## [SET EXERCISE]
Reproduce the records. Keep every word exact and include no images.

## [EXCERPTED DATA]
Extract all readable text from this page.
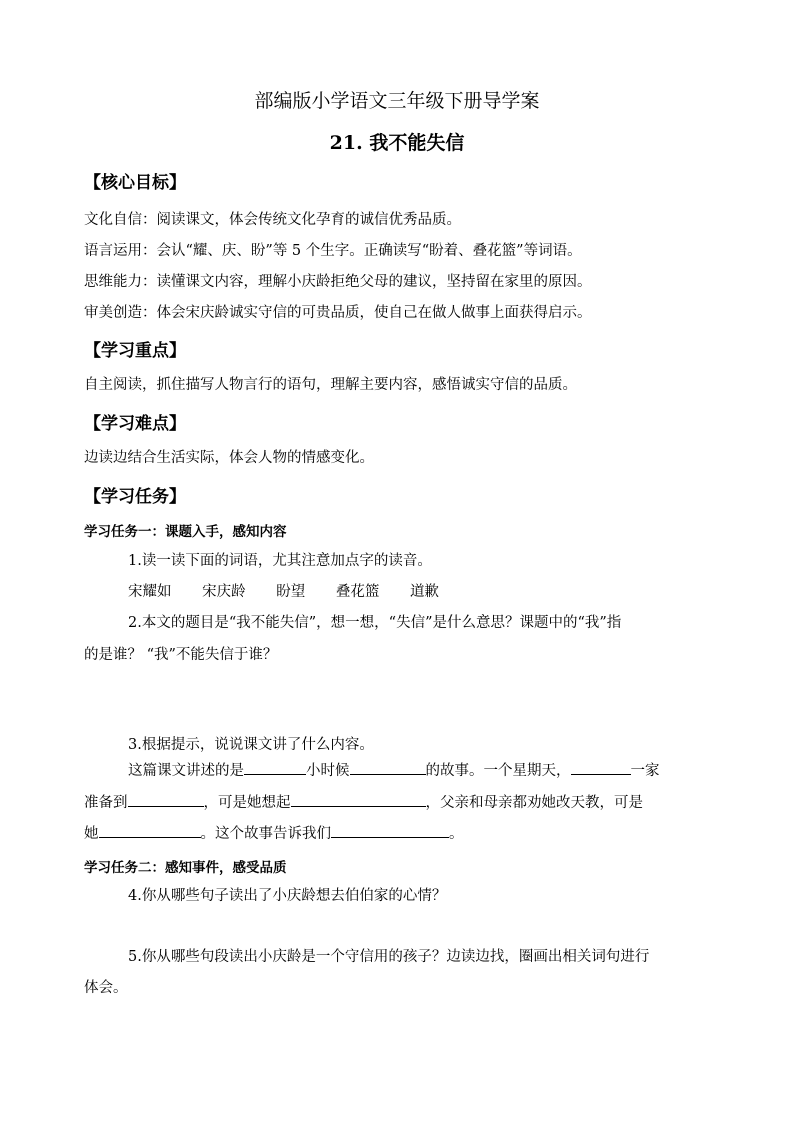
部编版小学语文三年级下册导学案
21. 我不能失信
【核心目标】
文化自信：阅读课文，体会传统文化孕育的诚信优秀品质。
语言运用：会认“耀、庆、盼”等 5 个生字。正确读写“盼着、叠花篮”等词语。
思维能力：读懂课文内容，理解小庆龄拒绝父母的建议，坚持留在家里的原因。
审美创造：体会宋庆龄诚实守信的可贵品质，使自己在做人做事上面获得启示。
【学习重点】
自主阅读，抓住描写人物言行的语句，理解主要内容，感悟诚实守信的品质。
【学习难点】
边读边结合生活实际，体会人物的情感变化。
【学习任务】
学习任务一：课题入手，感知内容
1.读一读下面的词语，尤其注意加点字的读音。
宋耀如 宋庆龄 盼望 叠花篮 道歉
2.本文的题目是“我不能失信”，想一想，“失信”是什么意思？课题中的“我”指
的是谁？ “我”不能失信于谁？
3.根据提示，说说课文讲了什么内容。
这篇课文讲述的是	小时候	的故事。一个星期天，	一家
准备到	，可是她想起	，父亲和母亲都劝她改天教，可是
她	。这个故事告诉我们	。
学习任务二：感知事件，感受品质
4.你从哪些句子读出了小庆龄想去伯伯家的心情？
5.你从哪些句段读出小庆龄是一个守信用的孩子？边读边找，圈画出相关词句进行
体会。
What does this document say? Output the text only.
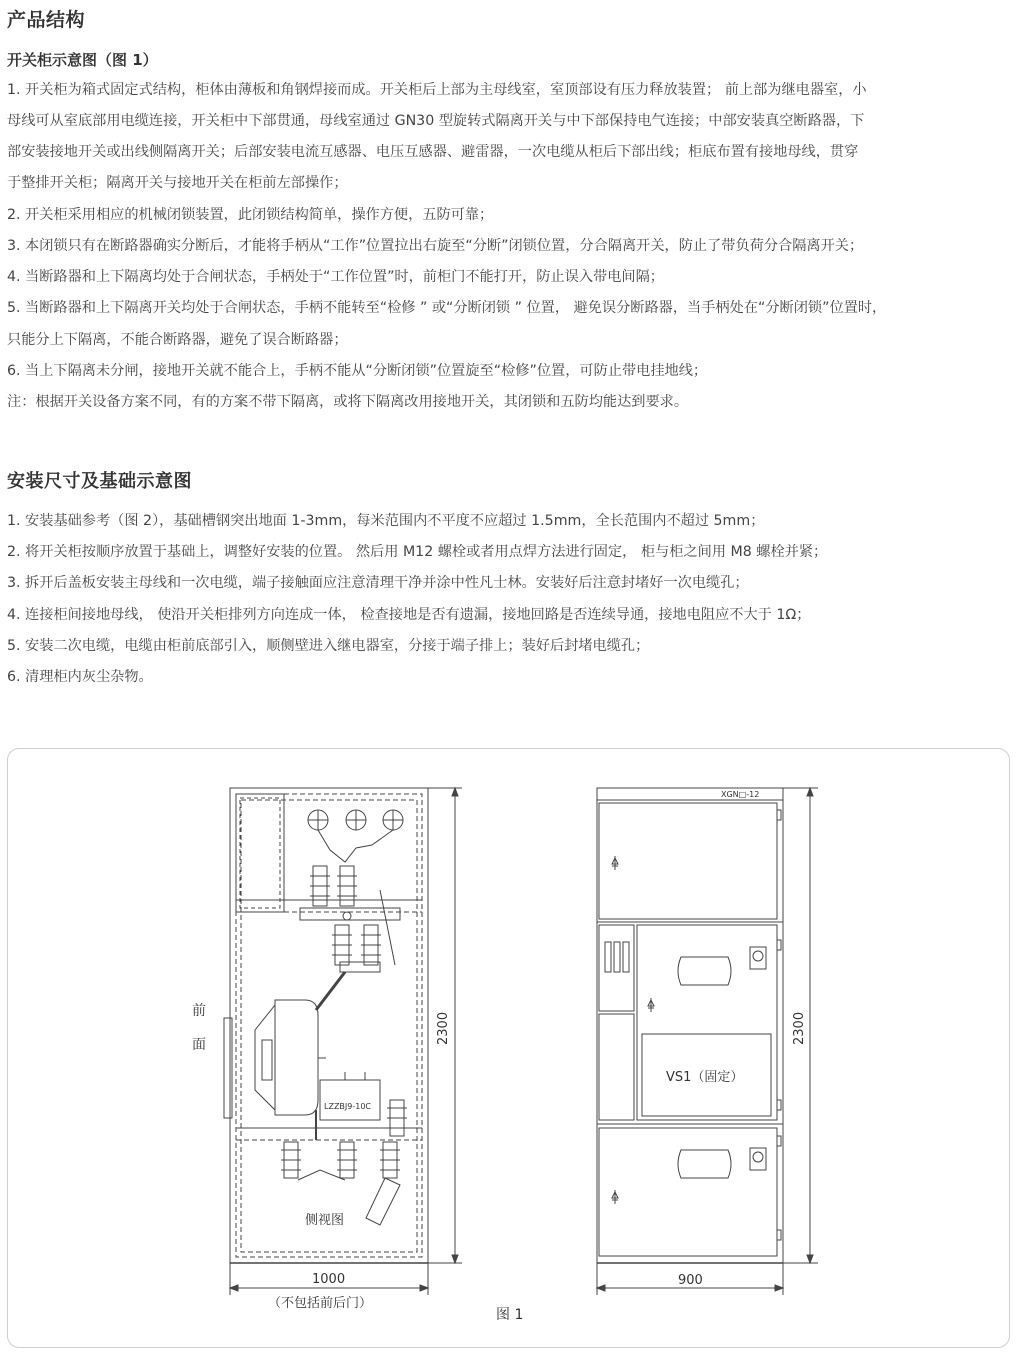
产品结构
开关柜示意图（图 1）
1. 开关柜为箱式固定式结构，柜体由薄板和角钢焊接而成。开关柜后上部为主母线室，室顶部设有压力释放装置； 前上部为继电器室，小
母线可从室底部用电缆连接，开关柜中下部贯通，母线室通过 GN30 型旋转式隔离开关与中下部保持电气连接；中部安装真空断路器，下
部安装接地开关或出线侧隔离开关；后部安装电流互感器、电压互感器、避雷器，一次电缆从柜后下部出线；柜底布置有接地母线，贯穿
于整排开关柜；隔离开关与接地开关在柜前左部操作；
2. 开关柜采用相应的机械闭锁装置，此闭锁结构简单，操作方便，五防可靠；
3. 本闭锁只有在断路器确实分断后，才能将手柄从“工作”位置拉出右旋至“分断”闭锁位置，分合隔离开关，防止了带负荷分合隔离开关；
4. 当断路器和上下隔离均处于合闸状态，手柄处于“工作位置”时，前柜门不能打开，防止误入带电间隔；
5. 当断路器和上下隔离开关均处于合闸状态，手柄不能转至“检修 ” 或“分断闭锁 ” 位置， 避免误分断路器，当手柄处在“分断闭锁”位置时，
只能分上下隔离，不能合断路器，避免了误合断路器；
6. 当上下隔离未分闸，接地开关就不能合上，手柄不能从“分断闭锁”位置旋至“检修”位置，可防止带电挂地线；
注：根据开关设备方案不同，有的方案不带下隔离，或将下隔离改用接地开关，其闭锁和五防均能达到要求。
安装尺寸及基础示意图
1. 安装基础参考（图 2），基础槽钢突出地面 1-3mm，每米范围内不平度不应超过 1.5mm，全长范围内不超过 5mm；
2. 将开关柜按顺序放置于基础上，调整好安装的位置。 然后用 M12 螺栓或者用点焊方法进行固定， 柜与柜之间用 M8 螺栓并紧；
3. 拆开后盖板安装主母线和一次电缆，端子接触面应注意清理干净并涂中性凡士林。安装好后注意封堵好一次电缆孔；
4. 连接柜间接地母线， 使沿开关柜排列方向连成一体， 检查接地是否有遗漏，接地回路是否连续导通，接地电阻应不大于 1Ω；
5. 安装二次电缆，电缆由柜前底部引入，顺侧壁进入继电器室，分接于端子排上；装好后封堵电缆孔；
6. 清理柜内灰尘杂物。
前
面
侧视图
LZZBJ9-10C
2300
1000
（不包括前后门）
XGN□-12
VS1（固定）
2300
900
图 1
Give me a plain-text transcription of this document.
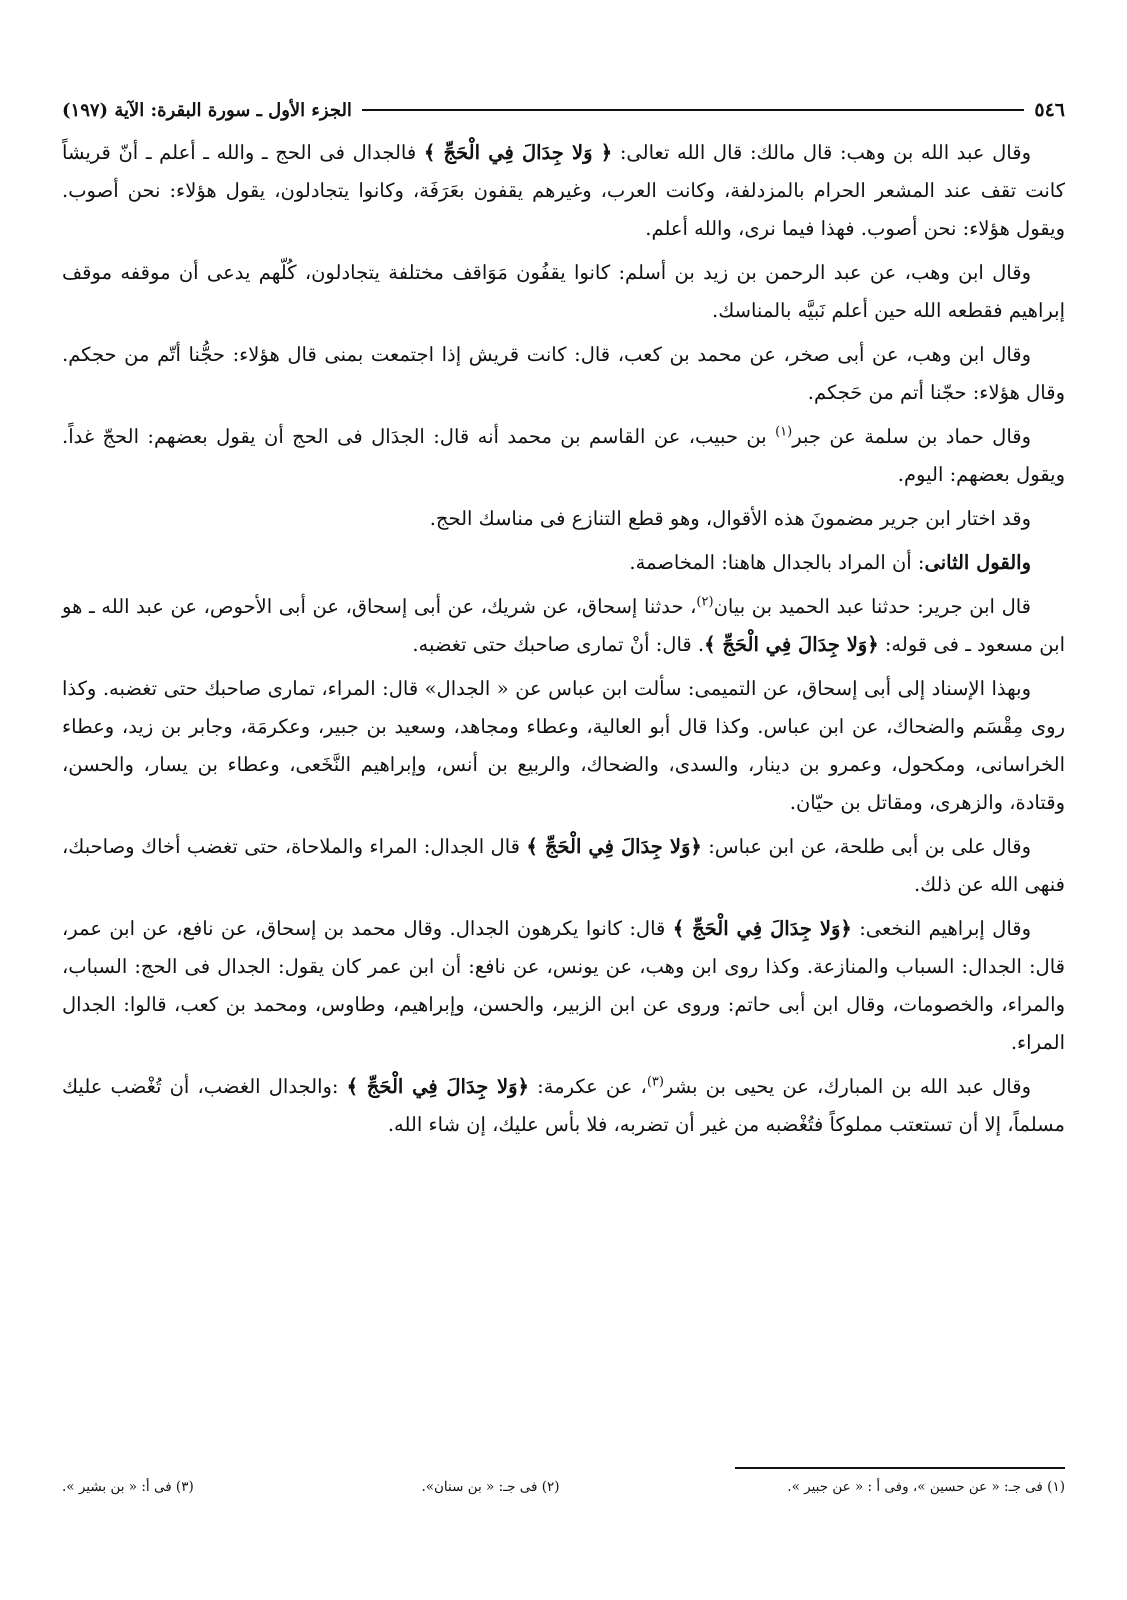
الجزء الأول ـ سورة البقرة: الآية (١٩٧)	٥٤٦

وقال عبد الله بن وهب: قال مالك: قال الله تعالى: ﴿ وَلا جِدَالَ فِي الْحَجِّ ﴾ فالجدال فى الحج ـ والله ـ أعلم ـ أنّ قريشاً كانت تقف عند المشعر الحرام بالمزدلفة، وكانت العرب، وغيرهم يقفون بعَرَفَة، وكانوا يتجادلون، يقول هؤلاء: نحن أصوب. ويقول هؤلاء: نحن أصوب. فهذا فيما نرى، والله أعلم.

وقال ابن وهب، عن عبد الرحمن بن زيد بن أسلم: كانوا يقفُون مَوَاقف مختلفة يتجادلون، كُلّهم يدعى أن موقفه موقف إبراهيم فقطعه الله حين أعلم نَبيَّه بالمناسك.

وقال ابن وهب، عن أبى صخر، عن محمد بن كعب، قال: كانت قريش إذا اجتمعت بمنى قال هؤلاء: حجُّنا أتّم من حجكم. وقال هؤلاء: حجّنا أتم من حَجكم.

وقال حماد بن سلمة عن جبر$^{(١)}$ بن حبيب، عن القاسم بن محمد أنه قال: الجدَال فى الحج أن يقول بعضهم: الحجّ غداً. ويقول بعضهم: اليوم.

وقد اختار ابن جرير مضمونَ هذه الأقوال، وهو قطع التنازع فى مناسك الحج.

والقول الثانى: أن المراد بالجدال هاهنا: المخاصمة.

قال ابن جرير: حدثنا عبد الحميد بن بيان$^{(٢)}$، حدثنا إسحاق، عن شريك، عن أبى إسحاق، عن أبى الأحوص، عن عبد الله ـ هو ابن مسعود ـ فى قوله: ﴿وَلا جِدَالَ فِي الْحَجِّ ﴾. قال: أنْ تمارى صاحبك حتى تغضبه.

وبهذا الإسناد إلى أبى إسحاق، عن التميمى: سألت ابن عباس عن « الجدال» قال: المراء، تمارى صاحبك حتى تغضبه. وكذا روى مِقْسَم والضحاك، عن ابن عباس. وكذا قال أبو العالية، وعطاء ومجاهد، وسعيد بن جبير، وعكرمَة، وجابر بن زيد، وعطاء الخراسانى، ومكحول، وعمرو بن دينار، والسدى، والضحاك، والربيع بن أنس، وإبراهيم النَّخَعى، وعطاء بن يسار، والحسن، وقتادة، والزهرى، ومقاتل بن حيّان.

وقال على بن أبى طلحة، عن ابن عباس: ﴿وَلا جِدَالَ فِي الْحَجِّ ﴾ قال الجدال: المراء والملاحاة، حتى تغضب أخاك وصاحبك، فنهى الله عن ذلك.

وقال إبراهيم النخعى: ﴿وَلا جِدَالَ فِي الْحَجِّ ﴾ قال: كانوا يكرهون الجدال. وقال محمد بن إسحاق، عن نافع، عن ابن عمر، قال: الجدال: السباب والمنازعة. وكذا روى ابن وهب، عن يونس، عن نافع: أن ابن عمر كان يقول: الجدال فى الحج: السباب، والمراء، والخصومات، وقال ابن أبى حاتم: وروى عن ابن الزبير، والحسن، وإبراهيم، وطاوس، ومحمد بن كعب، قالوا: الجدال المراء.

وقال عبد الله بن المبارك، عن يحيى بن بشر$^{(٣)}$، عن عكرمة: ﴿وَلا جِدَالَ فِي الْحَجِّ ﴾ :والجدال الغضب، أن تُغْضب عليك مسلماً، إلا أن تستعتب مملوكاً فتُغْضبه من غير أن تضربه، فلا بأس عليك، إن شاء الله.

(١) فى جـ: « عن حسين »، وفى أ : « عن جبير ».
(٢) فى جـ: « بن سنان».
(٣) فى أ: « بن بشير ».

## [FULL RESPONSE]
Extract all readable text from this page.
部编版小学语文三年级下册导学案
21. 我不能失信
【核心目标】
文化自信：阅读课文，体会传统文化孕育的诚信优秀品质。
语言运用：会认“耀、庆、盼”等 5 个生字。正确读写“盼着、叠花篮”等词语。
思维能力：读懂课文内容，理解小庆龄拒绝父母的建议，坚持留在家里的原因。
审美创造：体会宋庆龄诚实守信的可贵品质，使自己在做人做事上面获得启示。
【学习重点】
自主阅读，抓住描写人物言行的语句，理解主要内容，感悟诚实守信的品质。
【学习难点】
边读边结合生活实际，体会人物的情感变化。
【学习任务】
学习任务一：课题入手，感知内容
1.读一读下面的词语，尤其注意加点字的读音。
宋耀如 宋庆龄 盼望 叠花篮 道歉
2.本文的题目是“我不能失信”，想一想，“失信”是什么意思？课题中的“我”指
的是谁？ “我”不能失信于谁？
3.根据提示，说说课文讲了什么内容。
这篇课文讲述的是	小时候	的故事。一个星期天，	一家
准备到	，可是她想起	，父亲和母亲都劝她改天教，可是
她	。这个故事告诉我们	。
学习任务二：感知事件，感受品质
4.你从哪些句子读出了小庆龄想去伯伯家的心情？
5.你从哪些句段读出小庆龄是一个守信用的孩子？边读边找，圈画出相关词句进行
体会。
What does this document say? Output the text only.
产品结构
开关柜示意图（图 1）
1. 开关柜为箱式固定式结构，柜体由薄板和角钢焊接而成。开关柜后上部为主母线室，室顶部设有压力释放装置； 前上部为继电器室，小
母线可从室底部用电缆连接，开关柜中下部贯通，母线室通过 GN30 型旋转式隔离开关与中下部保持电气连接；中部安装真空断路器，下
部安装接地开关或出线侧隔离开关；后部安装电流互感器、电压互感器、避雷器，一次电缆从柜后下部出线；柜底布置有接地母线，贯穿
于整排开关柜；隔离开关与接地开关在柜前左部操作；
2. 开关柜采用相应的机械闭锁装置，此闭锁结构简单，操作方便，五防可靠；
3. 本闭锁只有在断路器确实分断后，才能将手柄从“工作”位置拉出右旋至“分断”闭锁位置，分合隔离开关，防止了带负荷分合隔离开关；
4. 当断路器和上下隔离均处于合闸状态，手柄处于“工作位置”时，前柜门不能打开，防止误入带电间隔；
5. 当断路器和上下隔离开关均处于合闸状态，手柄不能转至“检修 ” 或“分断闭锁 ” 位置， 避免误分断路器，当手柄处在“分断闭锁”位置时，
只能分上下隔离，不能合断路器，避免了误合断路器；
6. 当上下隔离未分闸，接地开关就不能合上，手柄不能从“分断闭锁”位置旋至“检修”位置，可防止带电挂地线；
注：根据开关设备方案不同，有的方案不带下隔离，或将下隔离改用接地开关，其闭锁和五防均能达到要求。
安装尺寸及基础示意图
1. 安装基础参考（图 2），基础槽钢突出地面 1-3mm，每米范围内不平度不应超过 1.5mm，全长范围内不超过 5mm；
2. 将开关柜按顺序放置于基础上，调整好安装的位置。 然后用 M12 螺栓或者用点焊方法进行固定， 柜与柜之间用 M8 螺栓并紧；
3. 拆开后盖板安装主母线和一次电缆，端子接触面应注意清理干净并涂中性凡士林。安装好后注意封堵好一次电缆孔；
4. 连接柜间接地母线， 使沿开关柜排列方向连成一体， 检查接地是否有遗漏，接地回路是否连续导通，接地电阻应不大于 1Ω；
5. 安装二次电缆，电缆由柜前底部引入，顺侧壁进入继电器室，分接于端子排上；装好后封堵电缆孔；
6. 清理柜内灰尘杂物。
前
面
侧视图
LZZBJ9-10C
2300
1000
（不包括前后门）
XGN□-12
VS1（固定）
2300
900
图 1
Give me a plain-text transcription of this document.
الجزء الأول ـ سورة البقرة: الآية (١٩٧)	٥٤٦

وقال عبد الله بن وهب: قال مالك: قال الله تعالى: ﴿ وَلا جِدَالَ فِي الْحَجِّ ﴾ فالجدال فى الحج ـ والله ـ أعلم ـ أنّ قريشاً كانت تقف عند المشعر الحرام بالمزدلفة، وكانت العرب، وغيرهم يقفون بعَرَفَة، وكانوا يتجادلون، يقول هؤلاء: نحن أصوب. ويقول هؤلاء: نحن أصوب. فهذا فيما نرى، والله أعلم.

وقال ابن وهب، عن عبد الرحمن بن زيد بن أسلم: كانوا يقفُون مَوَاقف مختلفة يتجادلون، كُلّهم يدعى أن موقفه موقف إبراهيم فقطعه الله حين أعلم نَبيَّه بالمناسك.

وقال ابن وهب، عن أبى صخر، عن محمد بن كعب، قال: كانت قريش إذا اجتمعت بمنى قال هؤلاء: حجُّنا أتّم من حجكم. وقال هؤلاء: حجّنا أتم من حَجكم.

وقال حماد بن سلمة عن جبر$^{(١)}$ بن حبيب، عن القاسم بن محمد أنه قال: الجدَال فى الحج أن يقول بعضهم: الحجّ غداً. ويقول بعضهم: اليوم.

وقد اختار ابن جرير مضمونَ هذه الأقوال، وهو قطع التنازع فى مناسك الحج.

والقول الثانى: أن المراد بالجدال هاهنا: المخاصمة.

قال ابن جرير: حدثنا عبد الحميد بن بيان$^{(٢)}$، حدثنا إسحاق، عن شريك، عن أبى إسحاق، عن أبى الأحوص، عن عبد الله ـ هو ابن مسعود ـ فى قوله: ﴿وَلا جِدَالَ فِي الْحَجِّ ﴾. قال: أنْ تمارى صاحبك حتى تغضبه.

وبهذا الإسناد إلى أبى إسحاق، عن التميمى: سألت ابن عباس عن « الجدال» قال: المراء، تمارى صاحبك حتى تغضبه. وكذا روى مِقْسَم والضحاك، عن ابن عباس. وكذا قال أبو العالية، وعطاء ومجاهد، وسعيد بن جبير، وعكرمَة، وجابر بن زيد، وعطاء الخراسانى، ومكحول، وعمرو بن دينار، والسدى، والضحاك، والربيع بن أنس، وإبراهيم النَّخَعى، وعطاء بن يسار، والحسن، وقتادة، والزهرى، ومقاتل بن حيّان.

وقال على بن أبى طلحة، عن ابن عباس: ﴿وَلا جِدَالَ فِي الْحَجِّ ﴾ قال الجدال: المراء والملاحاة، حتى تغضب أخاك وصاحبك، فنهى الله عن ذلك.

وقال إبراهيم النخعى: ﴿وَلا جِدَالَ فِي الْحَجِّ ﴾ قال: كانوا يكرهون الجدال. وقال محمد بن إسحاق، عن نافع، عن ابن عمر، قال: الجدال: السباب والمنازعة. وكذا روى ابن وهب، عن يونس، عن نافع: أن ابن عمر كان يقول: الجدال فى الحج: السباب، والمراء، والخصومات، وقال ابن أبى حاتم: وروى عن ابن الزبير، والحسن، وإبراهيم، وطاوس، ومحمد بن كعب، قالوا: الجدال المراء.

وقال عبد الله بن المبارك، عن يحيى بن بشر$^{(٣)}$، عن عكرمة: ﴿وَلا جِدَالَ فِي الْحَجِّ ﴾ :والجدال الغضب، أن تُغْضب عليك مسلماً، إلا أن تستعتب مملوكاً فتُغْضبه من غير أن تضربه، فلا بأس عليك، إن شاء الله.

(١) فى جـ: « عن حسين »، وفى أ : « عن جبير ».
(٢) فى جـ: « بن سنان».
(٣) فى أ: « بن بشير ».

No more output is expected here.